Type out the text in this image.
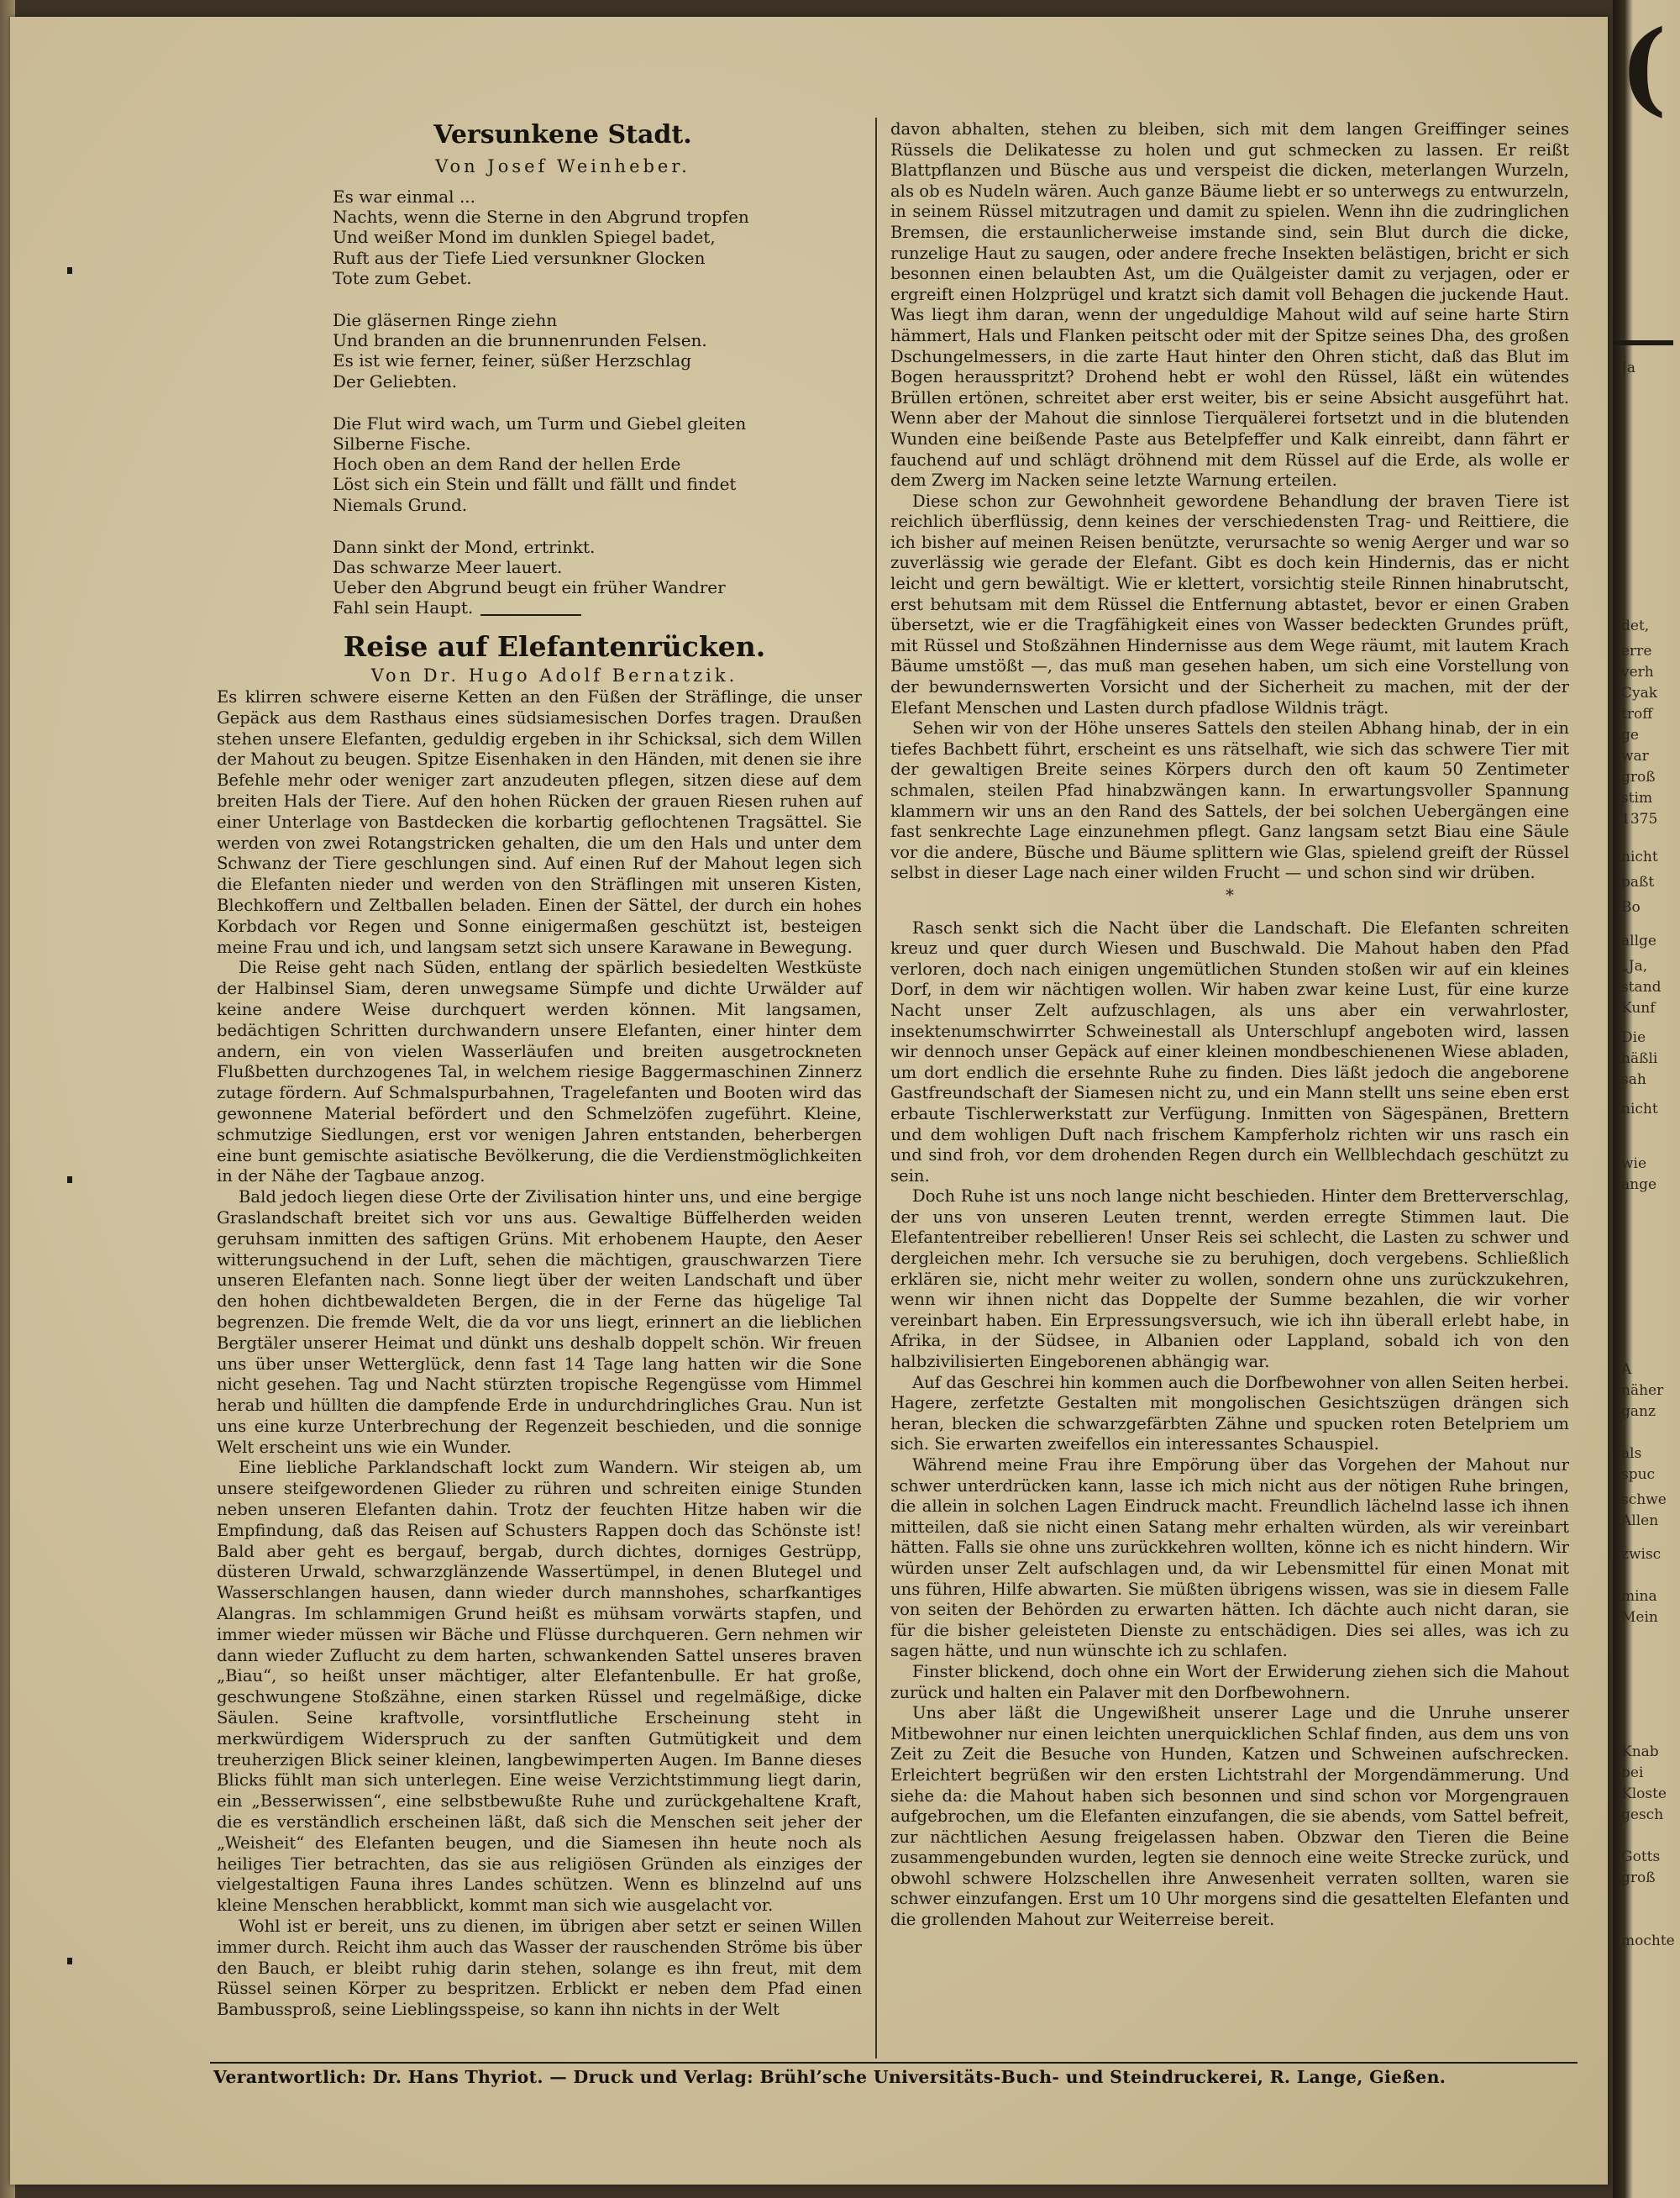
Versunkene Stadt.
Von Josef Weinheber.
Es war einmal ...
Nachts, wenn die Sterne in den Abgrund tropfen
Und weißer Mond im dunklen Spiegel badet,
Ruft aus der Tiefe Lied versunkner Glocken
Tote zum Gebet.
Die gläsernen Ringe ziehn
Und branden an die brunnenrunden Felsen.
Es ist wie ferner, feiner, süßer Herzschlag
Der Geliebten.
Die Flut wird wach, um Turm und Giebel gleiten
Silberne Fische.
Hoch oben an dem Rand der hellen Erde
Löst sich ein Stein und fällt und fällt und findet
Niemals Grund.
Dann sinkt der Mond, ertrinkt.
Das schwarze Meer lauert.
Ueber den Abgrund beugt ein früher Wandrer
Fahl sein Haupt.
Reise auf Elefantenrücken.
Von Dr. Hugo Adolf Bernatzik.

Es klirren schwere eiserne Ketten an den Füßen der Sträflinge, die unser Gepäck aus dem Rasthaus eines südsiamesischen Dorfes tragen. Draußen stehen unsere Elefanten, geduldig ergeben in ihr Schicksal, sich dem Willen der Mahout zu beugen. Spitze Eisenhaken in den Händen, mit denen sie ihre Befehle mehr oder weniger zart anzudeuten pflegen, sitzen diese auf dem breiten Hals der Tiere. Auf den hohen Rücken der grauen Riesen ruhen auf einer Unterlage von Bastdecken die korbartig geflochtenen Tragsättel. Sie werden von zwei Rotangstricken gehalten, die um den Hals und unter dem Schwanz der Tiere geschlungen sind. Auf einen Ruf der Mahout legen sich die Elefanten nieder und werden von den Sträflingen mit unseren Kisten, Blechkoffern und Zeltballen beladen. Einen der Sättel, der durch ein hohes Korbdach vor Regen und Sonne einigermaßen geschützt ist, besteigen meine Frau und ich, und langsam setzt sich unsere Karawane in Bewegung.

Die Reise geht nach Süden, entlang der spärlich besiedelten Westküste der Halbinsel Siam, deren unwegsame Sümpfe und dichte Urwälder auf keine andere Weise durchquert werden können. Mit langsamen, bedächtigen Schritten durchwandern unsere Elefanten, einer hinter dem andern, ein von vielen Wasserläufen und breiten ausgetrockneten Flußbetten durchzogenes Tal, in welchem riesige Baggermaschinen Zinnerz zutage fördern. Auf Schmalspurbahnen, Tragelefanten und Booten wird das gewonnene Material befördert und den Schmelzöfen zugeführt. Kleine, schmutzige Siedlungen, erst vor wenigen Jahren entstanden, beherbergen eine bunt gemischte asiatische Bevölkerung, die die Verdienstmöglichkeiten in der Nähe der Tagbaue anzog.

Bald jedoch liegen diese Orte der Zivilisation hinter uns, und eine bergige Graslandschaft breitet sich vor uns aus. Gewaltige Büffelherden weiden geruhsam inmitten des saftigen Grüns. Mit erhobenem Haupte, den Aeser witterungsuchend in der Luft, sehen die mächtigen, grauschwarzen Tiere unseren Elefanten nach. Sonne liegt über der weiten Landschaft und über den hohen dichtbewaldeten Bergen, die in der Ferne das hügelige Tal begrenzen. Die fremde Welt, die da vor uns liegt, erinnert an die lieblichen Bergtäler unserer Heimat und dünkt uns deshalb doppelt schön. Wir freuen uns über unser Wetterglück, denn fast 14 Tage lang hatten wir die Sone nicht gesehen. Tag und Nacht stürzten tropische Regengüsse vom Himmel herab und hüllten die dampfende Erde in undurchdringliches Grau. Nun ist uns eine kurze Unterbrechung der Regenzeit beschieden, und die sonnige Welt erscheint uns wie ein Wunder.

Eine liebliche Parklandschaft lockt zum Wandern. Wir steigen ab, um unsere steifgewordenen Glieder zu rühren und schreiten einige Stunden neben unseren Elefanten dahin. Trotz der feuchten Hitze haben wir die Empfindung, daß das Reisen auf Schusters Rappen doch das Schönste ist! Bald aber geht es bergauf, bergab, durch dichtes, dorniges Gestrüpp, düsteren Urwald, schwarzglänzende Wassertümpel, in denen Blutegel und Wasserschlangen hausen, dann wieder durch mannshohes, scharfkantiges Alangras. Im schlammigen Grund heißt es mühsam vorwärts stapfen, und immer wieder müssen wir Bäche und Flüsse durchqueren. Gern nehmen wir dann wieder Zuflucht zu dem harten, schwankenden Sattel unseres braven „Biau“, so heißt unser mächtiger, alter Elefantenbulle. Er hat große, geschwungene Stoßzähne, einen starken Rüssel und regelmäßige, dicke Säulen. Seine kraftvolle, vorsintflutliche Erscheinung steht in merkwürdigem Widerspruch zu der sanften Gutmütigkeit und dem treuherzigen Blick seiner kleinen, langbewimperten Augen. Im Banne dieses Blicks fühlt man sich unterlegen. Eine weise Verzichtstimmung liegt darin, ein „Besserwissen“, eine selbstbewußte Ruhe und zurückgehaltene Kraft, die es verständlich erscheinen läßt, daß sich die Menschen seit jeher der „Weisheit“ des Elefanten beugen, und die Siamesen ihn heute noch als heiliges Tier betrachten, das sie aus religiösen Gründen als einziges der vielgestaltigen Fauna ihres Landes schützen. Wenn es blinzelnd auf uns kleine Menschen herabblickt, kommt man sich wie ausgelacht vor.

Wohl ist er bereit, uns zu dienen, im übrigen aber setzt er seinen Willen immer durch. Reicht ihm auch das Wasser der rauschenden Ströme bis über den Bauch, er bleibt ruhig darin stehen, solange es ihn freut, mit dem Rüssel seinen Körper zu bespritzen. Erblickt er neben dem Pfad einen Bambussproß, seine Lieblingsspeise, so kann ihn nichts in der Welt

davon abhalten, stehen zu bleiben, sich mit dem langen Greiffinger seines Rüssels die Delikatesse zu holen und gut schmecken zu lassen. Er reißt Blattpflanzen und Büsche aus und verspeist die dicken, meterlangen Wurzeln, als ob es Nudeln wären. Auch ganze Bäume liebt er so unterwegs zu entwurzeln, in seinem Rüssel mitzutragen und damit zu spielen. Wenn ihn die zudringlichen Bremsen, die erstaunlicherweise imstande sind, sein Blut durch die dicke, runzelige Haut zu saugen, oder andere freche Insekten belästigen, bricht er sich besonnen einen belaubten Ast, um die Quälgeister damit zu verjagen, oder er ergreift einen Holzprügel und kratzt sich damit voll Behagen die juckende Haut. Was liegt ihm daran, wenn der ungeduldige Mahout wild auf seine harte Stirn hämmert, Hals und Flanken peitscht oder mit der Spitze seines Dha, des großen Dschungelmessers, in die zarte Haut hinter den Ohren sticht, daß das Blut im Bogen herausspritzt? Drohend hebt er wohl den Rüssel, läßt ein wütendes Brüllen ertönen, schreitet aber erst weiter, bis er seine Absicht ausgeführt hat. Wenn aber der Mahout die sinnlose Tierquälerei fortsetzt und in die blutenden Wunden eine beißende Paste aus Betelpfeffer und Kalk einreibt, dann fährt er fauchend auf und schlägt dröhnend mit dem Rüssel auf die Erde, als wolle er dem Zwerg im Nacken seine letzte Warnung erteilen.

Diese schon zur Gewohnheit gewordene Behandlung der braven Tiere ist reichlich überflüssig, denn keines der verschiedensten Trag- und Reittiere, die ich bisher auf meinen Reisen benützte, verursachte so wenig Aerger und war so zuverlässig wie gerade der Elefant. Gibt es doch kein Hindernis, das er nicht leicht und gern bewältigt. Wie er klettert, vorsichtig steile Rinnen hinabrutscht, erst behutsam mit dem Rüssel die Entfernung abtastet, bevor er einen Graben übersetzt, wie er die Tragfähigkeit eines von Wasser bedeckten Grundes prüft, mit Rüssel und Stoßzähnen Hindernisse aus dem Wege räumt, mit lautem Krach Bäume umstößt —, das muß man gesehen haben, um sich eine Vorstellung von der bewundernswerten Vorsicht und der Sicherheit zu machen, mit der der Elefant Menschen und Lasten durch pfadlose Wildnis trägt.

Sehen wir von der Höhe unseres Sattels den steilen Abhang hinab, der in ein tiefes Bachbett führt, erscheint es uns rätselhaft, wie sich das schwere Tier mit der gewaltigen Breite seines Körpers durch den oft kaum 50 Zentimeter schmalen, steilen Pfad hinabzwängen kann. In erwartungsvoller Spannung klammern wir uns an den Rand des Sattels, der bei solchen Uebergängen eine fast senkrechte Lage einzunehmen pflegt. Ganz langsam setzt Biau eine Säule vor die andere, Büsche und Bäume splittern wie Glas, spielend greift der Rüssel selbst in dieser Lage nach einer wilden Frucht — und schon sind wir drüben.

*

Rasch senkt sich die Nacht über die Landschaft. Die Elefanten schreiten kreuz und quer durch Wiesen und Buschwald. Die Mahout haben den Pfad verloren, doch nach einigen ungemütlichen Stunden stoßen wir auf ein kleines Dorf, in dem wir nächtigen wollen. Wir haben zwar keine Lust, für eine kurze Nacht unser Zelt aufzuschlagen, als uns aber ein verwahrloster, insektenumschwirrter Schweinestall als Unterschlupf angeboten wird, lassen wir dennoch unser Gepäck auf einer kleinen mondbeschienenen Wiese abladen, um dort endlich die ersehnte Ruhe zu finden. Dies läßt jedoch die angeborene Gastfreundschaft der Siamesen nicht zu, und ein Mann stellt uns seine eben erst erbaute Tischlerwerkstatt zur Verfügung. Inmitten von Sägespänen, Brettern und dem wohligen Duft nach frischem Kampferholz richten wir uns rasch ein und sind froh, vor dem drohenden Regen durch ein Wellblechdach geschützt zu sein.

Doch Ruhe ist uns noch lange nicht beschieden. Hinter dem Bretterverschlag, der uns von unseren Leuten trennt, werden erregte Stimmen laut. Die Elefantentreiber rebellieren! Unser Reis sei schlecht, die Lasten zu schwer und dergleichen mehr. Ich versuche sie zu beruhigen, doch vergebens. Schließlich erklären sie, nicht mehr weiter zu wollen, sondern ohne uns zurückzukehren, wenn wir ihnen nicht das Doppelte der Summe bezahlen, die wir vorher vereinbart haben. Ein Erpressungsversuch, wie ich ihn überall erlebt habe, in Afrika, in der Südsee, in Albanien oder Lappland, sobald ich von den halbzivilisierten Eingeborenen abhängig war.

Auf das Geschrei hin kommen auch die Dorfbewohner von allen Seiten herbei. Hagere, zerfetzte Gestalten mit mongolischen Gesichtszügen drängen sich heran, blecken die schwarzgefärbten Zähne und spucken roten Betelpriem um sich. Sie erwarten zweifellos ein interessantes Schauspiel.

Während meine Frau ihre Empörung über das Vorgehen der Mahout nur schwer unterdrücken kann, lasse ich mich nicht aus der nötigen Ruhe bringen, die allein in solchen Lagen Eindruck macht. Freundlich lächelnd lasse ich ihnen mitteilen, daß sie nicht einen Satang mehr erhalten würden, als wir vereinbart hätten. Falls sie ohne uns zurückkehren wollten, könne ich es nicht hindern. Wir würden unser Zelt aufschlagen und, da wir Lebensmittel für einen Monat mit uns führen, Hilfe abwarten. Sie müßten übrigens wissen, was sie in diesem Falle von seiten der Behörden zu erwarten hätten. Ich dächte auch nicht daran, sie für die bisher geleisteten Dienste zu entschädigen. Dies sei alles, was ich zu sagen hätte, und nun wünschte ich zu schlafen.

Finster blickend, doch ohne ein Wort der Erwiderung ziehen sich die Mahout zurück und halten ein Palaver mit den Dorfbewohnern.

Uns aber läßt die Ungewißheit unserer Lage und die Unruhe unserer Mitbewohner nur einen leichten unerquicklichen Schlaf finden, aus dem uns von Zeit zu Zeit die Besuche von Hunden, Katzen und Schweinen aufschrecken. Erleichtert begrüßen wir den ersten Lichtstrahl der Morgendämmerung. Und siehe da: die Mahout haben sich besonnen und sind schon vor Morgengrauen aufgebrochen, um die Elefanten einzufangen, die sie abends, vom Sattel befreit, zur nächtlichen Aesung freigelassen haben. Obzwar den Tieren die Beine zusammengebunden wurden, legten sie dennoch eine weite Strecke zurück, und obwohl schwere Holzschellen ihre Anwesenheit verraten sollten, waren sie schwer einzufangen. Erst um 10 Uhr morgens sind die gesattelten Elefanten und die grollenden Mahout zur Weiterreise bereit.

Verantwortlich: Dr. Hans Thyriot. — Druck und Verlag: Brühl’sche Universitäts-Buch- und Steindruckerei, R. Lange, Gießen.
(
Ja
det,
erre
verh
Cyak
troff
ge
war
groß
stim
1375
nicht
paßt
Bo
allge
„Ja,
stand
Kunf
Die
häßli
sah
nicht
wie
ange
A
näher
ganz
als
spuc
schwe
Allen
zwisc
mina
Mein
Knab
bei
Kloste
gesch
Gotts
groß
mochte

__Exercise prompt__.
All lines in the listing above that contain "Lasten" should be shown.

__Response__.
Diese schon zur Gewohnheit gewordene Behandlung der braven Tiere ist reichlich überflüssig, denn keines der verschiedensten Trag- und Reittiere, die ich bisher auf meinen Reisen benützte, verursachte so wenig Aerger und war so zuverlässig wie gerade der Elefant. Gibt es doch kein Hindernis, das er nicht leicht und gern bewältigt. Wie er klettert, vorsichtig steile Rinnen hinabrutscht, erst behutsam mit dem Rüssel die Entfernung abtastet, bevor er einen Graben übersetzt, wie er die Tragfähigkeit eines von Wasser bedeckten Grundes prüft, mit Rüssel und Stoßzähnen Hindernisse aus dem Wege räumt, mit lautem Krach Bäume umstößt —, das muß man gesehen haben, um sich eine Vorstellung von der bewundernswerten Vorsicht und der Sicherheit zu machen, mit der der Elefant Menschen und Lasten durch pfadlose Wildnis trägt.
Doch Ruhe ist uns noch lange nicht beschieden. Hinter dem Bretterverschlag, der uns von unseren Leuten trennt, werden erregte Stimmen laut. Die Elefantentreiber rebellieren! Unser Reis sei schlecht, die Lasten zu schwer und dergleichen mehr. Ich versuche sie zu beruhigen, doch vergebens. Schließlich erklären sie, nicht mehr weiter zu wollen, sondern ohne uns zurückzukehren, wenn wir ihnen nicht das Doppelte der Summe bezahlen, die wir vorher vereinbart haben. Ein Erpressungsversuch, wie ich ihn überall erlebt habe, in Afrika, in der Südsee, in Albanien oder Lappland, sobald ich von den halbzivilisierten Eingeborenen abhängig war.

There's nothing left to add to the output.